==== RECORDS FOR THIS TASK

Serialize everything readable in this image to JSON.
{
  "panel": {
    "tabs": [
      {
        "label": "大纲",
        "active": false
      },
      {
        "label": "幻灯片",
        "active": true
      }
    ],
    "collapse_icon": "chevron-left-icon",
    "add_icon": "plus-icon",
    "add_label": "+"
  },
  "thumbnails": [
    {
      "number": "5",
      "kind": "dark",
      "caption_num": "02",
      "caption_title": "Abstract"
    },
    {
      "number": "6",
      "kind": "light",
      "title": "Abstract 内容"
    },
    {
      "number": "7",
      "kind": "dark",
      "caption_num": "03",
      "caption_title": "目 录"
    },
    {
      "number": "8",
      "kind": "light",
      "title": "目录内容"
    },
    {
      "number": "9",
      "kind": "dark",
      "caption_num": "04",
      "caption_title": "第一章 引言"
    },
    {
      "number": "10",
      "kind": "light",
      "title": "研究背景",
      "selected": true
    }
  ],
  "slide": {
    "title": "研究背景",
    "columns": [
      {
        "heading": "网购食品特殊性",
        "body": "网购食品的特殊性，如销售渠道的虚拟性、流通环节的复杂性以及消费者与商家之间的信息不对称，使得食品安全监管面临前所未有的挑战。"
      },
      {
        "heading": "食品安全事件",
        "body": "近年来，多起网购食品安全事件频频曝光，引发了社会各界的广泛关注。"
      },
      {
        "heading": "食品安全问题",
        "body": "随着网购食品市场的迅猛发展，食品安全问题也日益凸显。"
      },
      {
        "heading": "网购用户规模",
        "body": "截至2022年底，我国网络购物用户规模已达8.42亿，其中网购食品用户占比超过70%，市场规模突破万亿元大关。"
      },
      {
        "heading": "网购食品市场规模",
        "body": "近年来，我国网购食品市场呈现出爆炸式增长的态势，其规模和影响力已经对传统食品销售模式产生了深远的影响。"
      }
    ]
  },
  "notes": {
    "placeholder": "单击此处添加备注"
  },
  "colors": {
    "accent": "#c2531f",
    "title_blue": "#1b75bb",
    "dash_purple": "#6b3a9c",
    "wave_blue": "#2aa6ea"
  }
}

========

• **SET PROBLEM**: Type the whole listing again, unaltered.

• **WRITTEN RESPONSE**:
Serialize everything readable in this image to JSON.
{
  "panel": {
    "tabs": [
      {
        "label": "大纲",
        "active": false
      },
      {
        "label": "幻灯片",
        "active": true
      }
    ],
    "collapse_icon": "chevron-left-icon",
    "add_icon": "plus-icon",
    "add_label": "+"
  },
  "thumbnails": [
    {
      "number": "5",
      "kind": "dark",
      "caption_num": "02",
      "caption_title": "Abstract"
    },
    {
      "number": "6",
      "kind": "light",
      "title": "Abstract 内容"
    },
    {
      "number": "7",
      "kind": "dark",
      "caption_num": "03",
      "caption_title": "目 录"
    },
    {
      "number": "8",
      "kind": "light",
      "title": "目录内容"
    },
    {
      "number": "9",
      "kind": "dark",
      "caption_num": "04",
      "caption_title": "第一章 引言"
    },
    {
      "number": "10",
      "kind": "light",
      "title": "研究背景",
      "selected": true
    }
  ],
  "slide": {
    "title": "研究背景",
    "columns": [
      {
        "heading": "网购食品特殊性",
        "body": "网购食品的特殊性，如销售渠道的虚拟性、流通环节的复杂性以及消费者与商家之间的信息不对称，使得食品安全监管面临前所未有的挑战。"
      },
      {
        "heading": "食品安全事件",
        "body": "近年来，多起网购食品安全事件频频曝光，引发了社会各界的广泛关注。"
      },
      {
        "heading": "食品安全问题",
        "body": "随着网购食品市场的迅猛发展，食品安全问题也日益凸显。"
      },
      {
        "heading": "网购用户规模",
        "body": "截至2022年底，我国网络购物用户规模已达8.42亿，其中网购食品用户占比超过70%，市场规模突破万亿元大关。"
      },
      {
        "heading": "网购食品市场规模",
        "body": "近年来，我国网购食品市场呈现出爆炸式增长的态势，其规模和影响力已经对传统食品销售模式产生了深远的影响。"
      }
    ]
  },
  "notes": {
    "placeholder": "单击此处添加备注"
  },
  "colors": {
    "accent": "#c2531f",
    "title_blue": "#1b75bb",
    "dash_purple": "#6b3a9c",
    "wave_blue": "#2aa6ea"
  }
}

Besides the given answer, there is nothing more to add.